Source data
<<<<

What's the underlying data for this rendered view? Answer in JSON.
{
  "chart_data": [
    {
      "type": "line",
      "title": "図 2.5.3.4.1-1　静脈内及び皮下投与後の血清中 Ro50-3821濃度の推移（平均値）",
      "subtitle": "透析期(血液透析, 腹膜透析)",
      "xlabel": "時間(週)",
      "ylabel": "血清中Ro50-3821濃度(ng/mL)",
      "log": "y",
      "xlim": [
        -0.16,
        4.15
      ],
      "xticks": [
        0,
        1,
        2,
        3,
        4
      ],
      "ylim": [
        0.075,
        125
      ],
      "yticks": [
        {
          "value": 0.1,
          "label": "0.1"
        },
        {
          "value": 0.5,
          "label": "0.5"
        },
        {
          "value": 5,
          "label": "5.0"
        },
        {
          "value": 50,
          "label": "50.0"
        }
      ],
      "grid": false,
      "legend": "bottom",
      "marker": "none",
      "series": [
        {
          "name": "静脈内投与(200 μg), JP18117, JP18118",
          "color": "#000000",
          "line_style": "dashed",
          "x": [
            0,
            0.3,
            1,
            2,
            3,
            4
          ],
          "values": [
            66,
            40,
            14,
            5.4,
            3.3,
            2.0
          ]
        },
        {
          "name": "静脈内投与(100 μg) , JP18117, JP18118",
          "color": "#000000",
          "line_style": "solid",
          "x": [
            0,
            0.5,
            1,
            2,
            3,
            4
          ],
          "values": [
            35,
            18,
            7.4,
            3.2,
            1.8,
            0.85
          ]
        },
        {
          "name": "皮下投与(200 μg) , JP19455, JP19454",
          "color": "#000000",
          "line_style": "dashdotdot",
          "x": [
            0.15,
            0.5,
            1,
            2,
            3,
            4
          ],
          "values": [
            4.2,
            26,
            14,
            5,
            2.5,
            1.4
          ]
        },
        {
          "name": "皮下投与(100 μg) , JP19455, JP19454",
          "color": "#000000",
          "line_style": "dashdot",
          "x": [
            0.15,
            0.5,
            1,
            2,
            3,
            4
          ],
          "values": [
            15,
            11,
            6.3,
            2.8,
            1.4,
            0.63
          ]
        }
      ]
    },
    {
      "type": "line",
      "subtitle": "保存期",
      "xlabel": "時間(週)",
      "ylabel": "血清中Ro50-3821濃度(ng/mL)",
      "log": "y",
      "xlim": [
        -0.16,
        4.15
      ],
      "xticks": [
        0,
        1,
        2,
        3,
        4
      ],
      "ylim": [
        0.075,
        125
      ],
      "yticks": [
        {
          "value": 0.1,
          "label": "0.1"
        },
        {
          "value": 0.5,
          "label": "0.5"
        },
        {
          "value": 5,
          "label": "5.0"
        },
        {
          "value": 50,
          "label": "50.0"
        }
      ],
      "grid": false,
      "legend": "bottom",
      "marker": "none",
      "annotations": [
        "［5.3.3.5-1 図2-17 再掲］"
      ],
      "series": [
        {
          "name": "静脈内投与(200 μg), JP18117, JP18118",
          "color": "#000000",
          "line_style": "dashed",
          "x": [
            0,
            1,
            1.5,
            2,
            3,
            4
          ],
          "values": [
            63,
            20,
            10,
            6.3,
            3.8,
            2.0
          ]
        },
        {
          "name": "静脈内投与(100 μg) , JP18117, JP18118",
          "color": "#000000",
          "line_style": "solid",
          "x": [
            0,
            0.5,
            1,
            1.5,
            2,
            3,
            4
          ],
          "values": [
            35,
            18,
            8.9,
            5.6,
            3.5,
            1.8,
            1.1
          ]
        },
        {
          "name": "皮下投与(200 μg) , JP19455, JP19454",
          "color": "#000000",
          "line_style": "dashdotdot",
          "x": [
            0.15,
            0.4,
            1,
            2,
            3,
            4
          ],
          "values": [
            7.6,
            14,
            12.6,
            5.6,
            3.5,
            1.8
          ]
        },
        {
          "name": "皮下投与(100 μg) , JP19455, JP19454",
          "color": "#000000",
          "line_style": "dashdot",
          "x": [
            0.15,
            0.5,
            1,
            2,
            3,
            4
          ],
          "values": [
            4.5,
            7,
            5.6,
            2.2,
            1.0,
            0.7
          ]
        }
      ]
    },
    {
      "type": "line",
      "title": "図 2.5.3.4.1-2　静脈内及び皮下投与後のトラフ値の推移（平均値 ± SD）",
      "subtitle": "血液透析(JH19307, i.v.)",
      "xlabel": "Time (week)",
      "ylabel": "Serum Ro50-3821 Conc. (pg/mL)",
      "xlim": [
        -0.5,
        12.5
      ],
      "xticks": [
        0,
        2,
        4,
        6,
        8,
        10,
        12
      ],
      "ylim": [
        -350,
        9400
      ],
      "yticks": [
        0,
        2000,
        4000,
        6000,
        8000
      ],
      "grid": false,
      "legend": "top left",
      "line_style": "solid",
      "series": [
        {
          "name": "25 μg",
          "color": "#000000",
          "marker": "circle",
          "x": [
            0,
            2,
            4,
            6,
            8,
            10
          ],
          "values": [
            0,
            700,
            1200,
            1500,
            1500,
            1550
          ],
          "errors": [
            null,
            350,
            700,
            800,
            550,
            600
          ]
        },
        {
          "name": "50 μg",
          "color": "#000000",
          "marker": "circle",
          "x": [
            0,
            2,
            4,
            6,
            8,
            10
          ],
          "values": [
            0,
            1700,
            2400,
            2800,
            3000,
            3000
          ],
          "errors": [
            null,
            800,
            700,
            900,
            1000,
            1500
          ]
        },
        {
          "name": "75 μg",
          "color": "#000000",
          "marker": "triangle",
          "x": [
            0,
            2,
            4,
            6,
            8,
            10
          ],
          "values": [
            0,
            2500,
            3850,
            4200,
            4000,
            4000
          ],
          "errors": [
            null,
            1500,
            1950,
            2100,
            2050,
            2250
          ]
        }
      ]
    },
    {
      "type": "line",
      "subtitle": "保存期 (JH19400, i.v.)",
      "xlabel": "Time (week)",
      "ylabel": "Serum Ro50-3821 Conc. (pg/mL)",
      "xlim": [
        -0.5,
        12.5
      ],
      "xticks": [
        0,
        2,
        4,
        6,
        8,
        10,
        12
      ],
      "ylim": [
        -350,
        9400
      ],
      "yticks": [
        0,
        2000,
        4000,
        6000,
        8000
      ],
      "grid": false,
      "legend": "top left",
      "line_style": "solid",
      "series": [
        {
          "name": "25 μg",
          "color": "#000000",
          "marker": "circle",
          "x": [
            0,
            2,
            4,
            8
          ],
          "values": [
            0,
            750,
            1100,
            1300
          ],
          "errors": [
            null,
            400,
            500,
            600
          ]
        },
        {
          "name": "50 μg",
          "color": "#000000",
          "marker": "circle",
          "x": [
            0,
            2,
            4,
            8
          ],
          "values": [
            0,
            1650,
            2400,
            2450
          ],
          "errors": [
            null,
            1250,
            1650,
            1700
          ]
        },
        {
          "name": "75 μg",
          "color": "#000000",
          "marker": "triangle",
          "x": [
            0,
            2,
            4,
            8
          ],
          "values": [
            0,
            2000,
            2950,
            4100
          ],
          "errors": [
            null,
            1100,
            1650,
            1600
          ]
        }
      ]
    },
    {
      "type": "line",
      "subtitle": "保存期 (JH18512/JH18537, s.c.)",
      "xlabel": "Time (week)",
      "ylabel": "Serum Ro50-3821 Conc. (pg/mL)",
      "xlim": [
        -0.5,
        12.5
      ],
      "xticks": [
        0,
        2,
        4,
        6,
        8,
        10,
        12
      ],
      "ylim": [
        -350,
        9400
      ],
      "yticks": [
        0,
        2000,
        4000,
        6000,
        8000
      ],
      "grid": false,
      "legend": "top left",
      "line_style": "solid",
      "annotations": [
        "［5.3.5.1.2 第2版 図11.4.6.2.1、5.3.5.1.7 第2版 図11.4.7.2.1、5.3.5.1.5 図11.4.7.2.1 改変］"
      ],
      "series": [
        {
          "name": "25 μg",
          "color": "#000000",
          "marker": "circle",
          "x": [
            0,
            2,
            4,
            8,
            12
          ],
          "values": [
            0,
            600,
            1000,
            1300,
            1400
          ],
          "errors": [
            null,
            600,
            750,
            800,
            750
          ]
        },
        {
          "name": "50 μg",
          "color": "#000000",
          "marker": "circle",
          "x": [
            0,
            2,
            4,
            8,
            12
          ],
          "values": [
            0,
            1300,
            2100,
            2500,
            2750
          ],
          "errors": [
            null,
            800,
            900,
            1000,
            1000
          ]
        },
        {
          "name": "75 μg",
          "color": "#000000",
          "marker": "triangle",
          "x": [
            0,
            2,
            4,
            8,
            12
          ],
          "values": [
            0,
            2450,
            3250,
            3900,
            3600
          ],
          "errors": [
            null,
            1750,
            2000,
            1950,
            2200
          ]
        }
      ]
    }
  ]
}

>>>>

AIM
List all lines in the material containing the string "subtitle".

ANSWER FOR THE TASK
      "subtitle": "透析期(血液透析, 腹膜透析)",
      "subtitle": "保存期",
      "subtitle": "血液透析(JH19307, i.v.)",
      "subtitle": "保存期 (JH19400, i.v.)",
      "subtitle": "保存期 (JH18512/JH18537, s.c.)",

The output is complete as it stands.